__AIM__:
Extract the lines that carry the string "Kovács" from the listing.

__RECORDS SHOWN__:
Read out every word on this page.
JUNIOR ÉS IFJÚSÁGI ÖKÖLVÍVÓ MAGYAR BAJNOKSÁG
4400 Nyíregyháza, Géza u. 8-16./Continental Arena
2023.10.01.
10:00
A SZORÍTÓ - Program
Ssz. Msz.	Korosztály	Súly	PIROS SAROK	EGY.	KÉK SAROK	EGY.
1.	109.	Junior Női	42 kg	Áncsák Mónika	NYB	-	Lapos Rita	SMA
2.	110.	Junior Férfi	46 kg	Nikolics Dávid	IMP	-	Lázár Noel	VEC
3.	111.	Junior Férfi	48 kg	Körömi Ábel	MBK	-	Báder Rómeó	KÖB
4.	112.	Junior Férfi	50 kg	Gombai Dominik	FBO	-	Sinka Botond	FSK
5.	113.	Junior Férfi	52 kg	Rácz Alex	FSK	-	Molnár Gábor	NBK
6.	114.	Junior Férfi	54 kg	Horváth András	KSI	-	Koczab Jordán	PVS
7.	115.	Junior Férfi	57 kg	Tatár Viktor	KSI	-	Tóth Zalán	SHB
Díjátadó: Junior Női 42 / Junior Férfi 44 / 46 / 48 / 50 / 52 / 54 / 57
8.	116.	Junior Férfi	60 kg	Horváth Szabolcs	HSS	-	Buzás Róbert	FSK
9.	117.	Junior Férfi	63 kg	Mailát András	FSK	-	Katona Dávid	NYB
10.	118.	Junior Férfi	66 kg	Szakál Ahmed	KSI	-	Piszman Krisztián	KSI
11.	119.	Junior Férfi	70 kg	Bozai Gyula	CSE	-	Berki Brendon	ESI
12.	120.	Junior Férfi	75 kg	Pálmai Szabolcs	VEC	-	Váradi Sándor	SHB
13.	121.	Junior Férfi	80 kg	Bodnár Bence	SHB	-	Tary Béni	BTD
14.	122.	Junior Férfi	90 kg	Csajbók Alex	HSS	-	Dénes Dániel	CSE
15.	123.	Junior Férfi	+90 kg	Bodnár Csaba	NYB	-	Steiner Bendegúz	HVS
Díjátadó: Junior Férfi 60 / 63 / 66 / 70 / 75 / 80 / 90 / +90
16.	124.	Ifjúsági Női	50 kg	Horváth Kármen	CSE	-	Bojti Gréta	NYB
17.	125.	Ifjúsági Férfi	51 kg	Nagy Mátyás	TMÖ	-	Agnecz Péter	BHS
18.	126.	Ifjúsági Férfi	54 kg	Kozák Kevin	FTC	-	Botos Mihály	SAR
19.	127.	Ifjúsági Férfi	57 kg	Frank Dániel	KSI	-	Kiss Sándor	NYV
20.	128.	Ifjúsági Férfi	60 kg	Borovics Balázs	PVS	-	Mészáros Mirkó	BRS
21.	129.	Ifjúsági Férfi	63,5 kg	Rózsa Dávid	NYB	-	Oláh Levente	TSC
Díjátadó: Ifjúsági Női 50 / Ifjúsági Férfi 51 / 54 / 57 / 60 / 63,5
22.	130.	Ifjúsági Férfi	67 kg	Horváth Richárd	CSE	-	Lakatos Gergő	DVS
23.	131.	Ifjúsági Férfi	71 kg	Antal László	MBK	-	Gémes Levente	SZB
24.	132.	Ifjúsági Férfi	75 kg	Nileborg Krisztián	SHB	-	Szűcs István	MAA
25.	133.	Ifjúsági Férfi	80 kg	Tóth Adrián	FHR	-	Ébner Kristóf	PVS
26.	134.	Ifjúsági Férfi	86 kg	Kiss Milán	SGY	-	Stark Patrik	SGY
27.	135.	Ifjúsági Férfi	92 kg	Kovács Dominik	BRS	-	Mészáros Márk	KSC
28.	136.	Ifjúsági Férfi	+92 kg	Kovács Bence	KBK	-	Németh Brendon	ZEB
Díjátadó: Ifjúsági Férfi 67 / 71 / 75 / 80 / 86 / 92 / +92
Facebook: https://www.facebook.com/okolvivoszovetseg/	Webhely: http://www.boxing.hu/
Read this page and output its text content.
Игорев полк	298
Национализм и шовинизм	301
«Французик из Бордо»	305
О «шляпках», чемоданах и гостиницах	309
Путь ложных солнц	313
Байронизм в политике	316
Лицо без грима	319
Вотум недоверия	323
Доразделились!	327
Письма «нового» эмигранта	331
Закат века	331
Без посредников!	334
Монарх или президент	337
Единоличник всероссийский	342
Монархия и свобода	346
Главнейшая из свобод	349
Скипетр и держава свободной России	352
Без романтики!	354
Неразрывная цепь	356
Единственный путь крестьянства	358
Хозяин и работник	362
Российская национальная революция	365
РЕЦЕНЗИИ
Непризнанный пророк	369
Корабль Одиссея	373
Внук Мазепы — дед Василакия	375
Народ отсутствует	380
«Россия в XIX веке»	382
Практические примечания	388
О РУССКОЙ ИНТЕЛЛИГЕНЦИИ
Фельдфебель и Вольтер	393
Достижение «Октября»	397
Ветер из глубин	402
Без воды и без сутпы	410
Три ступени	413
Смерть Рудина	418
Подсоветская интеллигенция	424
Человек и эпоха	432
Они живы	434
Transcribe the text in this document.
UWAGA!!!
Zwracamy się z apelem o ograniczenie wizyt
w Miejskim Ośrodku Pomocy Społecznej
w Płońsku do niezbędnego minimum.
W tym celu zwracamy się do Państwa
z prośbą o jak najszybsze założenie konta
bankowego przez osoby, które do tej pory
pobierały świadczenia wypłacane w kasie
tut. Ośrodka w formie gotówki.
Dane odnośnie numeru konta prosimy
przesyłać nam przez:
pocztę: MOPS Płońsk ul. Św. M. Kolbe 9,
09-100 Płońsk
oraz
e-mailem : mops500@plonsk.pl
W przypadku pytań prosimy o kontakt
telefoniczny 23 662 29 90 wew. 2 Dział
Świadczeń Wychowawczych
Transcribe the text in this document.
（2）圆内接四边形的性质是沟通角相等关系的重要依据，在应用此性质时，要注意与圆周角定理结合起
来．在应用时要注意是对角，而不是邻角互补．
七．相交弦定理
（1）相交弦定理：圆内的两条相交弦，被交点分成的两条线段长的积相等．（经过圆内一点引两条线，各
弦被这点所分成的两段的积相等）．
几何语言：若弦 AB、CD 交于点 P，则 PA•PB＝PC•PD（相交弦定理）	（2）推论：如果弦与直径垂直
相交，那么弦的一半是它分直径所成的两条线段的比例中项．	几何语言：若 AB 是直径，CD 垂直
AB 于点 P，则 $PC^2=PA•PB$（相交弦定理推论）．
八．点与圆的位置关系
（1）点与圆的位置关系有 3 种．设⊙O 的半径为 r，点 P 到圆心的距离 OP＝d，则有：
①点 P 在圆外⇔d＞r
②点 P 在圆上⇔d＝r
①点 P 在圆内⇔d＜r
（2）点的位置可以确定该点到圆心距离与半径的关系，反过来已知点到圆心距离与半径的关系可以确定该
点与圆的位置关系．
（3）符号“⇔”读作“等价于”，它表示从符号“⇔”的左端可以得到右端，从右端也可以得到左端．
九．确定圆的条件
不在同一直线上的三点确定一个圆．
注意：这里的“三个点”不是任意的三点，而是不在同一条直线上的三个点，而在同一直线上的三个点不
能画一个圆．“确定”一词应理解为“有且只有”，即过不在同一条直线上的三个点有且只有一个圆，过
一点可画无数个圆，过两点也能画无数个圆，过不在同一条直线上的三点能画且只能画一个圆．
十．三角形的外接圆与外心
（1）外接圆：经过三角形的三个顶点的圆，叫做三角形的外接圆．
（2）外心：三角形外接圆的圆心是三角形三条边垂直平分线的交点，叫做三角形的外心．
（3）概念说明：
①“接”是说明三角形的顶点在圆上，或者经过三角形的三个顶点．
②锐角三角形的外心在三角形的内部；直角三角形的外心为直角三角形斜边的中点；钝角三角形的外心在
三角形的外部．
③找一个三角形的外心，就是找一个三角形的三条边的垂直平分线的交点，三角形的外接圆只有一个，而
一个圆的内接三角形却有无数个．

__ANSWER FOR THIS EXERCISE__:
27.	135.	Ifjúsági Férfi	92 kg	Kovács Dominik	BRS	-	Mészáros Márk	KSC
28.	136.	Ifjúsági Férfi	+92 kg	Kovács Bence	KBK	-	Németh Brendon	ZEB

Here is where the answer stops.